Another possibility for protection of the intestinal barrier includes the treatment with butyrate, a short-chain fatty acid produced by microbial fermentation of carbohydrates in the colon. A study employing a mouse model of DSS colitis revealed an attenuation of inflammation and mucosal lesions after oral administration of sodium butyrate.111 It was shown by a microarray study, that in the human colonic epithelial cell line HT-29 the expression of 19,400 genes was changed in response to butyrate. Among these, 221 genes specifically associated with the processes of proliferation, differentiation, and apoptosis were identified, 59 of these genes were upregulated and 162 downregulated, in accordance with the known butyrate effects. The claudin-2 gene belongs to the genes which were downregulated after butyrate treatment.112 This downregulation depends on a reduced binding affinity of transcription factors within the claudin-2 promoter.113 In response to butyrate treatment, many different parameters could be involved in the protective action on intestinal barrier function, such as upregulation of barrier-forming TJ proteins claudin-1, occludin, ZO-1, ZO-2, anti-inflammatory effects, and regulation of cell proliferation, differentiation and apoptosis.

### ACTIVITIES
1. Decide whether each statement below agrees with the passage on butyrate and the intestinal barrier, answering yes or no and quoting the words of the passage that settle it: (a) Butyrate is produced by microbial fermentation of carbohydrates in the colon. (b) Of the 221 genes identified in HT-29 cells, 162 were upregulated. (c) The claudin-2 gene was downregulated after butyrate treatment.
2. Carry on the passage on butyrate and the intestinal barrier from the point where it stops.

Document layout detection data
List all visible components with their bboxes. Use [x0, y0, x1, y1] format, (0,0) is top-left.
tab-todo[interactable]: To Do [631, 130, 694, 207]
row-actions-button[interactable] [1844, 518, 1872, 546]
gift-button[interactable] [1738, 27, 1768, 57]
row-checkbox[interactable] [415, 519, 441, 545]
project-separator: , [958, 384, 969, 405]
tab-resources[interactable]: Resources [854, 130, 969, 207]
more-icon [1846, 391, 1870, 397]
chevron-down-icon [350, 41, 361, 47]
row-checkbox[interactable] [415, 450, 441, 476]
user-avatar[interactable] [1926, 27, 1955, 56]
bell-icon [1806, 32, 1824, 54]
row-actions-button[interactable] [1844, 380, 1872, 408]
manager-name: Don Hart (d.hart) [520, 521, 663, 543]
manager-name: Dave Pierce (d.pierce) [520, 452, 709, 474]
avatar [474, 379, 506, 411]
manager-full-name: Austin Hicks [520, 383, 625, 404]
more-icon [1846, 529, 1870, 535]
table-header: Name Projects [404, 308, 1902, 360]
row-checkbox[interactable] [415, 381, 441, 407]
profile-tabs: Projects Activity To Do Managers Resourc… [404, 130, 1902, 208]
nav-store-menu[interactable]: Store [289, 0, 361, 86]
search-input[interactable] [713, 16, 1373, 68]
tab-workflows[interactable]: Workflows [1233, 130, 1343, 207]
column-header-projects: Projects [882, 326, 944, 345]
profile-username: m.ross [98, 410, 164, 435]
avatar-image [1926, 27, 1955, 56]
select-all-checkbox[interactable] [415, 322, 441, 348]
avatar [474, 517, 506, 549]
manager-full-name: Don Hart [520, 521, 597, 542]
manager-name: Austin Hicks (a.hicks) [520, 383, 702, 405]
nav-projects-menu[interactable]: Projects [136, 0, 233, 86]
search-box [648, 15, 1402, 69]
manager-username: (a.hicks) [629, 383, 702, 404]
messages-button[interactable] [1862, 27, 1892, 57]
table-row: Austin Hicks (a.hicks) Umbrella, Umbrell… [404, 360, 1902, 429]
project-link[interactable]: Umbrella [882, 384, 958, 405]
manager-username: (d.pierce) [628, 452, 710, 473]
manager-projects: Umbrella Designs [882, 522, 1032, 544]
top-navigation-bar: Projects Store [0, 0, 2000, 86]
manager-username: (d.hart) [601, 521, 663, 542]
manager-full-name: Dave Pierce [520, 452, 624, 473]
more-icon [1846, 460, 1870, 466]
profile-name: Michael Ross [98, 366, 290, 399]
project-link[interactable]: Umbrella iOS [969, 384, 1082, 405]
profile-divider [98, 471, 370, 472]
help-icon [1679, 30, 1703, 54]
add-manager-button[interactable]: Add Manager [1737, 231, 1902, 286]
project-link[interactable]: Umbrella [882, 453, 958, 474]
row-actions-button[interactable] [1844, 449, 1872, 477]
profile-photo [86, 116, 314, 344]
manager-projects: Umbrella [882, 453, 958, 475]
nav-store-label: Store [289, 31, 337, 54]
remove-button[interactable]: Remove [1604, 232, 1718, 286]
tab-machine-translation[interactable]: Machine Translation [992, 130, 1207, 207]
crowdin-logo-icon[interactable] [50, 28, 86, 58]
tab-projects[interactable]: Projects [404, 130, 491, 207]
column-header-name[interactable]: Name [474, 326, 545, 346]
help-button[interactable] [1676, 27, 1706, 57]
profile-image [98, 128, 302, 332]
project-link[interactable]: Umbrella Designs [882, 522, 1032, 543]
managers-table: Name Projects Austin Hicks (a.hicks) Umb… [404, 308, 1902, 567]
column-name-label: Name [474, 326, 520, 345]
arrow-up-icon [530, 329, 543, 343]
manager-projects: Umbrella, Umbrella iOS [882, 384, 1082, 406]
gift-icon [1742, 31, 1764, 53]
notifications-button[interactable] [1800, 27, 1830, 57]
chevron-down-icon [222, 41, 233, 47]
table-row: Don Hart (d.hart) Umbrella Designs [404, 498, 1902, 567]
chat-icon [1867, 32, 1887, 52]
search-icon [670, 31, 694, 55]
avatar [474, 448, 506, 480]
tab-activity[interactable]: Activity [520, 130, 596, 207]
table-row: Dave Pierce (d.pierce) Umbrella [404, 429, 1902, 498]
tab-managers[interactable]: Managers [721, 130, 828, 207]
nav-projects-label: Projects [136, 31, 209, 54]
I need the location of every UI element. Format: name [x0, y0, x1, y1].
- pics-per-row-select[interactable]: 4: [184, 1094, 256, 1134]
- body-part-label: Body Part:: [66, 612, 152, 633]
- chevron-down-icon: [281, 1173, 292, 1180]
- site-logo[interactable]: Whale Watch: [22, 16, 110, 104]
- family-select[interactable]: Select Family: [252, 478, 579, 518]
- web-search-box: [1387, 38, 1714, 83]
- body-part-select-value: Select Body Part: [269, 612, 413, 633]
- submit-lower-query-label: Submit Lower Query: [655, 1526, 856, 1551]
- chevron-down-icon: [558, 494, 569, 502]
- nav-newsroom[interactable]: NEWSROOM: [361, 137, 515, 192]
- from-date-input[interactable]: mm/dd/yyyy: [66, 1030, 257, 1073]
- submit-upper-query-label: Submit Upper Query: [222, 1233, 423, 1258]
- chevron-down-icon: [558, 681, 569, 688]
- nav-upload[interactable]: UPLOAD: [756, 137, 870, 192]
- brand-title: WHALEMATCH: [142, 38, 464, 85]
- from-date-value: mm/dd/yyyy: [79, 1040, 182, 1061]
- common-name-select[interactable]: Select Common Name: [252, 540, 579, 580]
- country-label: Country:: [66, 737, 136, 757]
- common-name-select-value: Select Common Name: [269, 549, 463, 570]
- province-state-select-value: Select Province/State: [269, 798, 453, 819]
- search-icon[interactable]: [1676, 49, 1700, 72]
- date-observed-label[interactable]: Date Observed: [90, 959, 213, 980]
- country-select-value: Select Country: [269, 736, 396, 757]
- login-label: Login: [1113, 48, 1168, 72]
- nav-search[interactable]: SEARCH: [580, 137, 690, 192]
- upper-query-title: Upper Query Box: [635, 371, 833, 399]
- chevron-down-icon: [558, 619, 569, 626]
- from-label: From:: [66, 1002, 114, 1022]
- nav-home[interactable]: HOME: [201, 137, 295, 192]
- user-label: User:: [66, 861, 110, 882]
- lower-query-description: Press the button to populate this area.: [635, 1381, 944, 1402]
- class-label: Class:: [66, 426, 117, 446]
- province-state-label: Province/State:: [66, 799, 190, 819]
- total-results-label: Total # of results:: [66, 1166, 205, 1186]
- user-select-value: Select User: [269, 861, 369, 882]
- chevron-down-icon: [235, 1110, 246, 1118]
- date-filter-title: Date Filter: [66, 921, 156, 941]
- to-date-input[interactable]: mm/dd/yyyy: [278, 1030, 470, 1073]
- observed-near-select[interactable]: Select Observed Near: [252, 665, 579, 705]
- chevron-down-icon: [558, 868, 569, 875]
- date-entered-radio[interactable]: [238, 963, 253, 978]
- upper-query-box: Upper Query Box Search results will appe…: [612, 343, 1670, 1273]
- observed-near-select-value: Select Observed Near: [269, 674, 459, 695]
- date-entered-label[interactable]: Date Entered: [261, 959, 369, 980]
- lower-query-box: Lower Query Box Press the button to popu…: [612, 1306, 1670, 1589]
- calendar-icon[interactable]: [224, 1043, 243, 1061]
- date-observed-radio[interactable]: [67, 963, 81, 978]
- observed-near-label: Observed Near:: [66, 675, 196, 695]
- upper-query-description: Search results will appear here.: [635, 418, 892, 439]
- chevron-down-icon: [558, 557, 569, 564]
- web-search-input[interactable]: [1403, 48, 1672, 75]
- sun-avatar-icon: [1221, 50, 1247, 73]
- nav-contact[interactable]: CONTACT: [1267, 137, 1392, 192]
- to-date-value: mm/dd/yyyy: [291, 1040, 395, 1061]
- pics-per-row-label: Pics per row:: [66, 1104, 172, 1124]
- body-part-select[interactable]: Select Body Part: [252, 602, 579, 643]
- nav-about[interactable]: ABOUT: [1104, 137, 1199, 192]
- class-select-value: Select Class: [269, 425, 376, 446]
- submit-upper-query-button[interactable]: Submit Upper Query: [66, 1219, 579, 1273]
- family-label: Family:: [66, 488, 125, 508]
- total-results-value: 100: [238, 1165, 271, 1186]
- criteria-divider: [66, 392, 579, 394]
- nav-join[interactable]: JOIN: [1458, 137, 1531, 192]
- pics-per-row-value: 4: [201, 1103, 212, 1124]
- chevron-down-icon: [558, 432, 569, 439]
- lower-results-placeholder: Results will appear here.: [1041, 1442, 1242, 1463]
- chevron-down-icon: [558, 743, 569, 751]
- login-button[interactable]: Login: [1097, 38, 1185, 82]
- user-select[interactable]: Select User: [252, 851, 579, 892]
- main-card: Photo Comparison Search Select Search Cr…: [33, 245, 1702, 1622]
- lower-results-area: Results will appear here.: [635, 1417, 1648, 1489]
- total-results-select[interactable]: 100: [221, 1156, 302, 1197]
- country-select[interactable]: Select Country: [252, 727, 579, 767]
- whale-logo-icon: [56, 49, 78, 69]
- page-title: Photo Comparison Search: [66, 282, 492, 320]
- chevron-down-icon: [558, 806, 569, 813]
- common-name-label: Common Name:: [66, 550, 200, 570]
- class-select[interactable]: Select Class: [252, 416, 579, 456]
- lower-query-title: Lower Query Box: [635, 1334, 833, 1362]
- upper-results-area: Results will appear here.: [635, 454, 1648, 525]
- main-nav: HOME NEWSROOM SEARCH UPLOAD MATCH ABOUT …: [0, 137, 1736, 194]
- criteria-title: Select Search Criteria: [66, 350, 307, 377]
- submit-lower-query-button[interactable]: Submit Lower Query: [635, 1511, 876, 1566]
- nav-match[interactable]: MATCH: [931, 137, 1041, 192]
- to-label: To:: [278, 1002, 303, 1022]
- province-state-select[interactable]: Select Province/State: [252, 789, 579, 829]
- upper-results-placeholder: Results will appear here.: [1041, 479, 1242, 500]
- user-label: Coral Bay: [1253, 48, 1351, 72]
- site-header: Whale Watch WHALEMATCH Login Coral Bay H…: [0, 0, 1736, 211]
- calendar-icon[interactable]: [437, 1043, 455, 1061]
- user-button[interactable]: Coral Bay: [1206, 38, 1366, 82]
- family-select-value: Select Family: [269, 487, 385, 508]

### WRITTEN RESPONSES
1.
(a) Yes: "a short-chain fatty acid produced by microbial fermentation of carbohydrates in the colon"
(b) No: "59 of these genes were upregulated and 162 downregulated"
(c) Yes: "The claudin-2 gene belongs to the genes which were downregulated after butyrate treatment."

2.
For another natural compound, the plant alkaloid berberine, barrier protective effects have recently been revealed.34 Berberine is used in traditional Eastern medicine for the treatment of diarrhea and gastroenteritis. The alkaloid has been shown to cause a downregulation of claudin-2 which is associated with the antidiarrheal effect. Additionally, it was found to completely antagonize the TNFα-mediated barrier defects in the intestinal cell model HT-29/B6 and in rat colon. TNFα induced a decrease in TEER and an increase in permeability for the paracellular marker fluorescein. This was due to the removal of claudin-1 from the TJ and the increase in claudin-2 expression. Berberine prevented TNFα-induced claudin-1 disassembly and upregulation of claudin-2. The effects of berberine seem to be due to inhibition of the PI3K/Akt signaling pathway which is involved in claudin-2 expression and the src-kinase and NFκB pathways responsible for claudin-1 assembly within the TJ. It has been shown that berberine exerts a protective effect on intestinal injury in rats challenged with lipopolysaccharides (LPS).114 In rats, pretreatment with berberine prior to the administration of LPS significantly suppressed the increased levels of TNFα, IL-1ß and nitric oxide in the plasma as well as the activation of toll-like receptor 4 and NFκB in the ileum.

However, one has to keep in mind that none of the possible therapeutic interventions discussed here exert an effect which was exclusively specific for claudin-2. Nevertheless, since all these compounds affect different components contributing to intestinal barrier function, they may be suitable for multimodal therapies. Additionally, compounds which prevent production, release or action of pro-inflammatory cytokines such as TNFα, IFNγ, IL-2, IL-4 and IL-13 exert protective effects on intestinal diseases associated with epithelial barrier dysfunction.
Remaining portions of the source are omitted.